** AIM **
Exactly repeat all the records below, omitting the images they hold.

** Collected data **
┌──
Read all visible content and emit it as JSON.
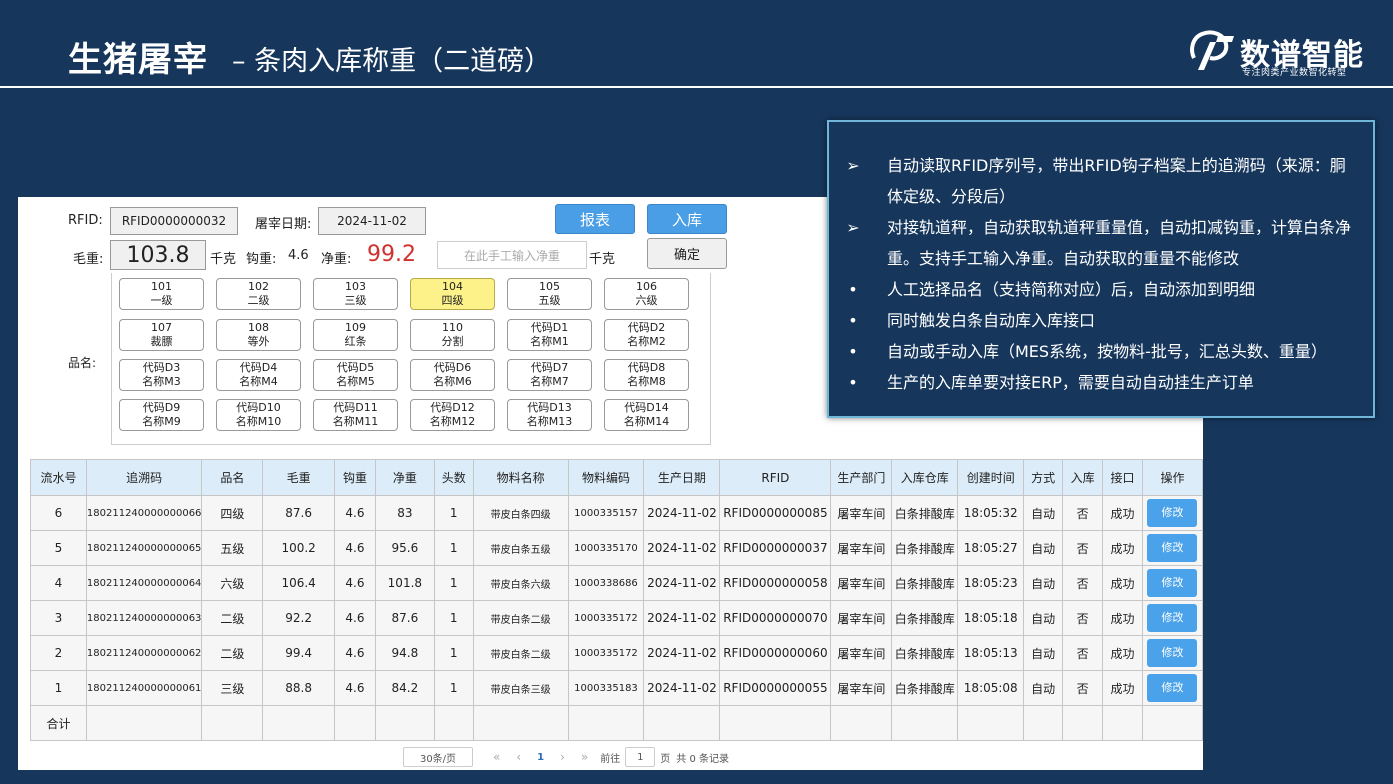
{
  "header": {
    "title_main": "生猪屠宰",
    "title_sub": "– 条肉入库称重（二道磅）",
    "logo_text": "数谱智能",
    "logo_slogan": "专注肉类产业数智化转型"
  },
  "notes": [
    {
      "marker": "➢",
      "text": "自动读取RFID序列号，带出RFID钩子档案上的追溯码（来源：胴体定级、分段后）"
    },
    {
      "marker": "➢",
      "text": "对接轨道秤，自动获取轨道秤重量值，自动扣减钩重，计算白条净重。支持手工输入净重。自动获取的重量不能修改"
    },
    {
      "marker": "•",
      "text": "人工选择品名（支持简称对应）后，自动添加到明细"
    },
    {
      "marker": "•",
      "text": "同时触发白条自动库入库接口"
    },
    {
      "marker": "•",
      "text": "自动或手动入库（MES系统，按物料-批号，汇总头数、重量）"
    },
    {
      "marker": "•",
      "text": "生产的入库单要对接ERP，需要自动自动挂生产订单"
    }
  ],
  "form": {
    "rfid_label": "RFID:",
    "rfid_value": "RFID0000000032",
    "date_label": "屠宰日期:",
    "date_value": "2024-11-02",
    "gross_label": "毛重:",
    "gross_value": "103.8",
    "unit1": "千克",
    "hook_label": "钩重:",
    "hook_value": "4.6",
    "net_label": "净重:",
    "net_value": "99.2",
    "manual_placeholder": "在此手工输入净重",
    "unit2": "千克",
    "report_btn": "报表",
    "stock_btn": "入库",
    "confirm_btn": "确定",
    "grade_label": "品名:"
  },
  "grades": [
    {
      "code": "101",
      "name": "一级"
    },
    {
      "code": "102",
      "name": "二级"
    },
    {
      "code": "103",
      "name": "三级"
    },
    {
      "code": "104",
      "name": "四级",
      "selected": true
    },
    {
      "code": "105",
      "name": "五级"
    },
    {
      "code": "106",
      "name": "六级"
    },
    {
      "code": "107",
      "name": "裁膘"
    },
    {
      "code": "108",
      "name": "等外"
    },
    {
      "code": "109",
      "name": "红条"
    },
    {
      "code": "110",
      "name": "分割"
    },
    {
      "code": "代码D1",
      "name": "名称M1"
    },
    {
      "code": "代码D2",
      "name": "名称M2"
    },
    {
      "code": "代码D3",
      "name": "名称M3"
    },
    {
      "code": "代码D4",
      "name": "名称M4"
    },
    {
      "code": "代码D5",
      "name": "名称M5"
    },
    {
      "code": "代码D6",
      "name": "名称M6"
    },
    {
      "code": "代码D7",
      "name": "名称M7"
    },
    {
      "code": "代码D8",
      "name": "名称M8"
    },
    {
      "code": "代码D9",
      "name": "名称M9"
    },
    {
      "code": "代码D10",
      "name": "名称M10"
    },
    {
      "code": "代码D11",
      "name": "名称M11"
    },
    {
      "code": "代码D12",
      "name": "名称M12"
    },
    {
      "code": "代码D13",
      "name": "名称M13"
    },
    {
      "code": "代码D14",
      "name": "名称M14"
    }
  ],
  "table": {
    "columns": [
      "流水号",
      "追溯码",
      "品名",
      "毛重",
      "钩重",
      "净重",
      "头数",
      "物料名称",
      "物料编码",
      "生产日期",
      "RFID",
      "生产部门",
      "入库仓库",
      "创建时间",
      "方式",
      "入库",
      "接口",
      "操作"
    ],
    "edit_label": "修改",
    "total_label": "合计",
    "rows": [
      [
        "6",
        "180211240000000066",
        "四级",
        "87.6",
        "4.6",
        "83",
        "1",
        "带皮白条四级",
        "1000335157",
        "2024-11-02",
        "RFID0000000085",
        "屠宰车间",
        "白条排酸库",
        "18:05:32",
        "自动",
        "否",
        "成功"
      ],
      [
        "5",
        "180211240000000065",
        "五级",
        "100.2",
        "4.6",
        "95.6",
        "1",
        "带皮白条五级",
        "1000335170",
        "2024-11-02",
        "RFID0000000037",
        "屠宰车间",
        "白条排酸库",
        "18:05:27",
        "自动",
        "否",
        "成功"
      ],
      [
        "4",
        "180211240000000064",
        "六级",
        "106.4",
        "4.6",
        "101.8",
        "1",
        "带皮白条六级",
        "1000338686",
        "2024-11-02",
        "RFID0000000058",
        "屠宰车间",
        "白条排酸库",
        "18:05:23",
        "自动",
        "否",
        "成功"
      ],
      [
        "3",
        "180211240000000063",
        "二级",
        "92.2",
        "4.6",
        "87.6",
        "1",
        "带皮白条二级",
        "1000335172",
        "2024-11-02",
        "RFID0000000070",
        "屠宰车间",
        "白条排酸库",
        "18:05:18",
        "自动",
        "否",
        "成功"
      ],
      [
        "2",
        "180211240000000062",
        "二级",
        "99.4",
        "4.6",
        "94.8",
        "1",
        "带皮白条二级",
        "1000335172",
        "2024-11-02",
        "RFID0000000060",
        "屠宰车间",
        "白条排酸库",
        "18:05:13",
        "自动",
        "否",
        "成功"
      ],
      [
        "1",
        "180211240000000061",
        "三级",
        "88.8",
        "4.6",
        "84.2",
        "1",
        "带皮白条三级",
        "1000335183",
        "2024-11-02",
        "RFID0000000055",
        "屠宰车间",
        "白条排酸库",
        "18:05:08",
        "自动",
        "否",
        "成功"
      ]
    ]
  },
  "pager": {
    "page_size": "30条/页",
    "first": "«",
    "prev": "‹",
    "current": "1",
    "next": "›",
    "last": "»",
    "goto_label": "前往",
    "goto_value": "1",
    "page_unit": "页",
    "total": "共 0 条记录"
  }
}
└──
** ANSWER FOR THE TASK **
Read all visible content and emit it as JSON.
{
  "header": {
    "title_main": "生猪屠宰",
    "title_sub": "– 条肉入库称重（二道磅）",
    "logo_text": "数谱智能",
    "logo_slogan": "专注肉类产业数智化转型"
  },
  "notes": [
    {
      "marker": "➢",
      "text": "自动读取RFID序列号，带出RFID钩子档案上的追溯码（来源：胴体定级、分段后）"
    },
    {
      "marker": "➢",
      "text": "对接轨道秤，自动获取轨道秤重量值，自动扣减钩重，计算白条净重。支持手工输入净重。自动获取的重量不能修改"
    },
    {
      "marker": "•",
      "text": "人工选择品名（支持简称对应）后，自动添加到明细"
    },
    {
      "marker": "•",
      "text": "同时触发白条自动库入库接口"
    },
    {
      "marker": "•",
      "text": "自动或手动入库（MES系统，按物料-批号，汇总头数、重量）"
    },
    {
      "marker": "•",
      "text": "生产的入库单要对接ERP，需要自动自动挂生产订单"
    }
  ],
  "form": {
    "rfid_label": "RFID:",
    "rfid_value": "RFID0000000032",
    "date_label": "屠宰日期:",
    "date_value": "2024-11-02",
    "gross_label": "毛重:",
    "gross_value": "103.8",
    "unit1": "千克",
    "hook_label": "钩重:",
    "hook_value": "4.6",
    "net_label": "净重:",
    "net_value": "99.2",
    "manual_placeholder": "在此手工输入净重",
    "unit2": "千克",
    "report_btn": "报表",
    "stock_btn": "入库",
    "confirm_btn": "确定",
    "grade_label": "品名:"
  },
  "grades": [
    {
      "code": "101",
      "name": "一级"
    },
    {
      "code": "102",
      "name": "二级"
    },
    {
      "code": "103",
      "name": "三级"
    },
    {
      "code": "104",
      "name": "四级",
      "selected": true
    },
    {
      "code": "105",
      "name": "五级"
    },
    {
      "code": "106",
      "name": "六级"
    },
    {
      "code": "107",
      "name": "裁膘"
    },
    {
      "code": "108",
      "name": "等外"
    },
    {
      "code": "109",
      "name": "红条"
    },
    {
      "code": "110",
      "name": "分割"
    },
    {
      "code": "代码D1",
      "name": "名称M1"
    },
    {
      "code": "代码D2",
      "name": "名称M2"
    },
    {
      "code": "代码D3",
      "name": "名称M3"
    },
    {
      "code": "代码D4",
      "name": "名称M4"
    },
    {
      "code": "代码D5",
      "name": "名称M5"
    },
    {
      "code": "代码D6",
      "name": "名称M6"
    },
    {
      "code": "代码D7",
      "name": "名称M7"
    },
    {
      "code": "代码D8",
      "name": "名称M8"
    },
    {
      "code": "代码D9",
      "name": "名称M9"
    },
    {
      "code": "代码D10",
      "name": "名称M10"
    },
    {
      "code": "代码D11",
      "name": "名称M11"
    },
    {
      "code": "代码D12",
      "name": "名称M12"
    },
    {
      "code": "代码D13",
      "name": "名称M13"
    },
    {
      "code": "代码D14",
      "name": "名称M14"
    }
  ],
  "table": {
    "columns": [
      "流水号",
      "追溯码",
      "品名",
      "毛重",
      "钩重",
      "净重",
      "头数",
      "物料名称",
      "物料编码",
      "生产日期",
      "RFID",
      "生产部门",
      "入库仓库",
      "创建时间",
      "方式",
      "入库",
      "接口",
      "操作"
    ],
    "edit_label": "修改",
    "total_label": "合计",
    "rows": [
      [
        "6",
        "180211240000000066",
        "四级",
        "87.6",
        "4.6",
        "83",
        "1",
        "带皮白条四级",
        "1000335157",
        "2024-11-02",
        "RFID0000000085",
        "屠宰车间",
        "白条排酸库",
        "18:05:32",
        "自动",
        "否",
        "成功"
      ],
      [
        "5",
        "180211240000000065",
        "五级",
        "100.2",
        "4.6",
        "95.6",
        "1",
        "带皮白条五级",
        "1000335170",
        "2024-11-02",
        "RFID0000000037",
        "屠宰车间",
        "白条排酸库",
        "18:05:27",
        "自动",
        "否",
        "成功"
      ],
      [
        "4",
        "180211240000000064",
        "六级",
        "106.4",
        "4.6",
        "101.8",
        "1",
        "带皮白条六级",
        "1000338686",
        "2024-11-02",
        "RFID0000000058",
        "屠宰车间",
        "白条排酸库",
        "18:05:23",
        "自动",
        "否",
        "成功"
      ],
      [
        "3",
        "180211240000000063",
        "二级",
        "92.2",
        "4.6",
        "87.6",
        "1",
        "带皮白条二级",
        "1000335172",
        "2024-11-02",
        "RFID0000000070",
        "屠宰车间",
        "白条排酸库",
        "18:05:18",
        "自动",
        "否",
        "成功"
      ],
      [
        "2",
        "180211240000000062",
        "二级",
        "99.4",
        "4.6",
        "94.8",
        "1",
        "带皮白条二级",
        "1000335172",
        "2024-11-02",
        "RFID0000000060",
        "屠宰车间",
        "白条排酸库",
        "18:05:13",
        "自动",
        "否",
        "成功"
      ],
      [
        "1",
        "180211240000000061",
        "三级",
        "88.8",
        "4.6",
        "84.2",
        "1",
        "带皮白条三级",
        "1000335183",
        "2024-11-02",
        "RFID0000000055",
        "屠宰车间",
        "白条排酸库",
        "18:05:08",
        "自动",
        "否",
        "成功"
      ]
    ]
  },
  "pager": {
    "page_size": "30条/页",
    "first": "«",
    "prev": "‹",
    "current": "1",
    "next": "›",
    "last": "»",
    "goto_label": "前往",
    "goto_value": "1",
    "page_unit": "页",
    "total": "共 0 条记录"
  }
}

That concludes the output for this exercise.